◆ **PROBLEM STATEMENT**
Below is a block of records. Copy every line in it that contains the word "secs".

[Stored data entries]

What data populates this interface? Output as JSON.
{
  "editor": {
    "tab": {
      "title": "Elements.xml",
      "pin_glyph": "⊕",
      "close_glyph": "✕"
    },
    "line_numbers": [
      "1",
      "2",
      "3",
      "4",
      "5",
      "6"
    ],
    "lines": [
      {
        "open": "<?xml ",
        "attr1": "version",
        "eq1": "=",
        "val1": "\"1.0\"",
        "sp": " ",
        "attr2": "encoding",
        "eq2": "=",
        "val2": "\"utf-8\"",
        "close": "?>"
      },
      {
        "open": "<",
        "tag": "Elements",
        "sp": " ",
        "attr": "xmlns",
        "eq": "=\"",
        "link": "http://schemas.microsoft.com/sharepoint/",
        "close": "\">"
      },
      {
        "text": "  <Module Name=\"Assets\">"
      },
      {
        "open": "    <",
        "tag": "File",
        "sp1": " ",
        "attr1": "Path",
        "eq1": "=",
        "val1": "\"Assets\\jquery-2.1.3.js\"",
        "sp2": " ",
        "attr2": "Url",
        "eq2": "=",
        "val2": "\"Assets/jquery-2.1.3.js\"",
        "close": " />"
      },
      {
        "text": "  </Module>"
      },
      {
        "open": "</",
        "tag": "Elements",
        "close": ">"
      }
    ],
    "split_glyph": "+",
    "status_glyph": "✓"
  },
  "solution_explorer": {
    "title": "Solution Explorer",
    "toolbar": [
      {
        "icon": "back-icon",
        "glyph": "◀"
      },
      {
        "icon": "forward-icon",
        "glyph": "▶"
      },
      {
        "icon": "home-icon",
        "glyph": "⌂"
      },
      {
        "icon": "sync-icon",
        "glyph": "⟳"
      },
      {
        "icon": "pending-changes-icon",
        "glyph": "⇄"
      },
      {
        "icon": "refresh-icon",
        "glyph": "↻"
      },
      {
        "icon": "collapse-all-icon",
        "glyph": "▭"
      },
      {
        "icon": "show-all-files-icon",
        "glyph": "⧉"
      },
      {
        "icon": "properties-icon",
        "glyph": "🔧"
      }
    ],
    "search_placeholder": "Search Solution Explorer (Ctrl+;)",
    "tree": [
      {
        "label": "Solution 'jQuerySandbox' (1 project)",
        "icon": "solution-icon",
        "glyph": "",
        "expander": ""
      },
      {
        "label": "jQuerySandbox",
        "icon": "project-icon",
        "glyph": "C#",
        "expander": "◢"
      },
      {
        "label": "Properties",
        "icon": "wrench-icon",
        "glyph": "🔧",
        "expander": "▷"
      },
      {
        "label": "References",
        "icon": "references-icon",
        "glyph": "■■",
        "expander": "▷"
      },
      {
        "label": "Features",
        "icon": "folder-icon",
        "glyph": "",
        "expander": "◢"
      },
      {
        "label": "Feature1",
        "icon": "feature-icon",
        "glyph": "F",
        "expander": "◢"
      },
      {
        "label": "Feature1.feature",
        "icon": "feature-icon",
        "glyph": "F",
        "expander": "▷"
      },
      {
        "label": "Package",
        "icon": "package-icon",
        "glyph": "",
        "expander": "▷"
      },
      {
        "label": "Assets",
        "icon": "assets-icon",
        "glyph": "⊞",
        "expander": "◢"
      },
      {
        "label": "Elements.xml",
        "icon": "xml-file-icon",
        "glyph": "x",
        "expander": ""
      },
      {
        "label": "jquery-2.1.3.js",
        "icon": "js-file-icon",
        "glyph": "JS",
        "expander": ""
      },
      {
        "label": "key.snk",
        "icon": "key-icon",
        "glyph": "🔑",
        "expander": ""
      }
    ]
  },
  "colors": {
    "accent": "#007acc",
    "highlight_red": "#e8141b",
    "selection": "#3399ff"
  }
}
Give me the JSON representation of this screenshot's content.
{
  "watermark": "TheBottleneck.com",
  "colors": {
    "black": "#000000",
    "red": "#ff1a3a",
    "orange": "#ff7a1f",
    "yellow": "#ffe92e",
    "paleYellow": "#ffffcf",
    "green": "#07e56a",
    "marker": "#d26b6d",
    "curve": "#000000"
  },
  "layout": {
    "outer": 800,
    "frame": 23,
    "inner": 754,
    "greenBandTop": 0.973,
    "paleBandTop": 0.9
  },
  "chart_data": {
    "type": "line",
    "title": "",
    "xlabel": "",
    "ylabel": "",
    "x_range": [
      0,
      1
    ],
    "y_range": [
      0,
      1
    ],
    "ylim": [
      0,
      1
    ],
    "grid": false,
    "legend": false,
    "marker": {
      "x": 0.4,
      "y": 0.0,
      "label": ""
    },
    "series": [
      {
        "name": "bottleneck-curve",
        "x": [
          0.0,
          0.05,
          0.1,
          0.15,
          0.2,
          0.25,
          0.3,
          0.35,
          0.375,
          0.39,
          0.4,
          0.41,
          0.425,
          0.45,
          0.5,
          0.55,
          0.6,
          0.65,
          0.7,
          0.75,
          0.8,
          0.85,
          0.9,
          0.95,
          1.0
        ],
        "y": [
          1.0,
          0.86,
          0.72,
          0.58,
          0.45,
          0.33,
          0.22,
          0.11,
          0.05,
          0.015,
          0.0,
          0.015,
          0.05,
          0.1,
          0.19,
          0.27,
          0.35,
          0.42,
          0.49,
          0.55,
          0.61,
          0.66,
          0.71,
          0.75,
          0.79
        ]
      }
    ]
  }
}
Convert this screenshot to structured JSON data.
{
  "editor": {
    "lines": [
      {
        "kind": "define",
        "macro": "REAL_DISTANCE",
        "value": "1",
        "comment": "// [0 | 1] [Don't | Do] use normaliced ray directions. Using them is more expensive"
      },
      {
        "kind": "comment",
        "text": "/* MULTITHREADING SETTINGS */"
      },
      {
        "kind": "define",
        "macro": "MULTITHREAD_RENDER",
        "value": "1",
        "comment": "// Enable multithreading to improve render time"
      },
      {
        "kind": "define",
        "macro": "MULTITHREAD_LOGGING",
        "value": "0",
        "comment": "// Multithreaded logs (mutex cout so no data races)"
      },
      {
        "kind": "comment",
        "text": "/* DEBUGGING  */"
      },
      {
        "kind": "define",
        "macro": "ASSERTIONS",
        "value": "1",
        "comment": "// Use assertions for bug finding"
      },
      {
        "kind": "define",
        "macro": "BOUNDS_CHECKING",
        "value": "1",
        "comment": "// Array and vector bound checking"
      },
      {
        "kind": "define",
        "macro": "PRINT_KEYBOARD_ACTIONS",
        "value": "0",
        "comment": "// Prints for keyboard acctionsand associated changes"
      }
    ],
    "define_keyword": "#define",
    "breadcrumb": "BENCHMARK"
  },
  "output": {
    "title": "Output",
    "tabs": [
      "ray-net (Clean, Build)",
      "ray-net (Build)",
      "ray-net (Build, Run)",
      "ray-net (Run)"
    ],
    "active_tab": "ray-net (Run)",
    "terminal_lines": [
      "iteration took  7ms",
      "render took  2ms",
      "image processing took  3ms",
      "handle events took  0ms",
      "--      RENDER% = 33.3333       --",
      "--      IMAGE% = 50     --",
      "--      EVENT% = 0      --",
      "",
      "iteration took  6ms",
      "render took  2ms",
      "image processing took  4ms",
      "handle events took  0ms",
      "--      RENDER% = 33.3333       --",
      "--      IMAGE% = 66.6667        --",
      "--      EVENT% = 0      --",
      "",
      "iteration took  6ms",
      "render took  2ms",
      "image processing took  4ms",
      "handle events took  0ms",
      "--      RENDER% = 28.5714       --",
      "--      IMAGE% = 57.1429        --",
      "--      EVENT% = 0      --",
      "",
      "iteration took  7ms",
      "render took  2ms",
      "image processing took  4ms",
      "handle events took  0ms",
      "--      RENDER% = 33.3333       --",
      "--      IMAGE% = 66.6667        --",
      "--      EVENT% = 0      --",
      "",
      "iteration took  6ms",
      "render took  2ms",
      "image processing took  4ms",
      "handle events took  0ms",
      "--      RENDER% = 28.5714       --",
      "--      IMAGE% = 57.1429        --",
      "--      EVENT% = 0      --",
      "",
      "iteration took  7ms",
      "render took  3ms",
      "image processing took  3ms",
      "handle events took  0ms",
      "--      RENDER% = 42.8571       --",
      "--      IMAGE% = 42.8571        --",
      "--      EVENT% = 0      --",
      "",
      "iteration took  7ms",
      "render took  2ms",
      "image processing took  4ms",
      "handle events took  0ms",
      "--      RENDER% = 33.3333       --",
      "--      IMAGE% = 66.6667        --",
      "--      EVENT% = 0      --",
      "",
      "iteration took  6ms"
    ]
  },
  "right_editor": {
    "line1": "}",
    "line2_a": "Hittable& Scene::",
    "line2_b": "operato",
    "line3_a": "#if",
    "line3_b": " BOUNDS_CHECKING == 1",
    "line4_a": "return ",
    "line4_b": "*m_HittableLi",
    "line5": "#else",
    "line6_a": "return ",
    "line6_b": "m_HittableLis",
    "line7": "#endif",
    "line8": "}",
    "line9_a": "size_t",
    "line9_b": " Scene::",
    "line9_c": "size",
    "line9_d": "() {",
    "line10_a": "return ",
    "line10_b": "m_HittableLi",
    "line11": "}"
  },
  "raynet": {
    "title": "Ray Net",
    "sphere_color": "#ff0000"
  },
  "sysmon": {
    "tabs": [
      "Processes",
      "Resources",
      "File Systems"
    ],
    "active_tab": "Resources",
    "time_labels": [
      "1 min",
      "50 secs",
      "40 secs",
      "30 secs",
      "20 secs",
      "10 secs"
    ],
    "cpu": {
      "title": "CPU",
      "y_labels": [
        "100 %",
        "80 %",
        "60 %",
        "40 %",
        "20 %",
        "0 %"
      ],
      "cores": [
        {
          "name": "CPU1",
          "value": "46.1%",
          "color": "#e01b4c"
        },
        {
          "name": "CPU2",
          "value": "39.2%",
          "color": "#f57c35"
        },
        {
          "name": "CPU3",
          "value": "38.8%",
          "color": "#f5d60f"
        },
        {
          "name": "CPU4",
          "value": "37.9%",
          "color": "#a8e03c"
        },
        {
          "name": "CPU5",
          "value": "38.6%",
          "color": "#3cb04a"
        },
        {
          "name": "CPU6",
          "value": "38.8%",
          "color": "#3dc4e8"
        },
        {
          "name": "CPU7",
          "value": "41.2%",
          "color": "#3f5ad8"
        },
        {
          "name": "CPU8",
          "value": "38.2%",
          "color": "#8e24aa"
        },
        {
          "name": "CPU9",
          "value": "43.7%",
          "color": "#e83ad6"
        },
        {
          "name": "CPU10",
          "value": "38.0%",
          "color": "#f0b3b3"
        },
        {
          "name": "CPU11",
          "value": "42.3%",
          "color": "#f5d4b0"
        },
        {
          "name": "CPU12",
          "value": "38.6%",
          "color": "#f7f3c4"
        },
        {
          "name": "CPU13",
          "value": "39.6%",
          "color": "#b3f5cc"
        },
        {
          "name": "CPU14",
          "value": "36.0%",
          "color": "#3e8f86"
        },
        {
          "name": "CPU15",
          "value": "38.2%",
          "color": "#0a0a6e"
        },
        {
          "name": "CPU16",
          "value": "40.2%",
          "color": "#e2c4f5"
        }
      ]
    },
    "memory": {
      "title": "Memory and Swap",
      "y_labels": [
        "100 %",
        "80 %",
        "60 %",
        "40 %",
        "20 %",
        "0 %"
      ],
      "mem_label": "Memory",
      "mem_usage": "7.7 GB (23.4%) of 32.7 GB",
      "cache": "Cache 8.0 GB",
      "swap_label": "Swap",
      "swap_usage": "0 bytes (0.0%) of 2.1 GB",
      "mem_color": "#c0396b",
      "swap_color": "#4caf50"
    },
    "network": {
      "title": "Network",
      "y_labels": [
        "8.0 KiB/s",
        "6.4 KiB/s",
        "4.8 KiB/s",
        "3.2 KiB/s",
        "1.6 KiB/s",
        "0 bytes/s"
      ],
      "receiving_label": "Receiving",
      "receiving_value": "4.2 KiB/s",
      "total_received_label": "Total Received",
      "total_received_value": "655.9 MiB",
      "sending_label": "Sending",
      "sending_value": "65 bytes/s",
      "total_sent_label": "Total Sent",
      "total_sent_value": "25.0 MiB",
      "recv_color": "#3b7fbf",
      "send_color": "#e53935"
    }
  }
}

◆ **RESULT OF THIS TASK**
      "50 secs",
      "40 secs",
      "30 secs",
      "20 secs",
      "10 secs"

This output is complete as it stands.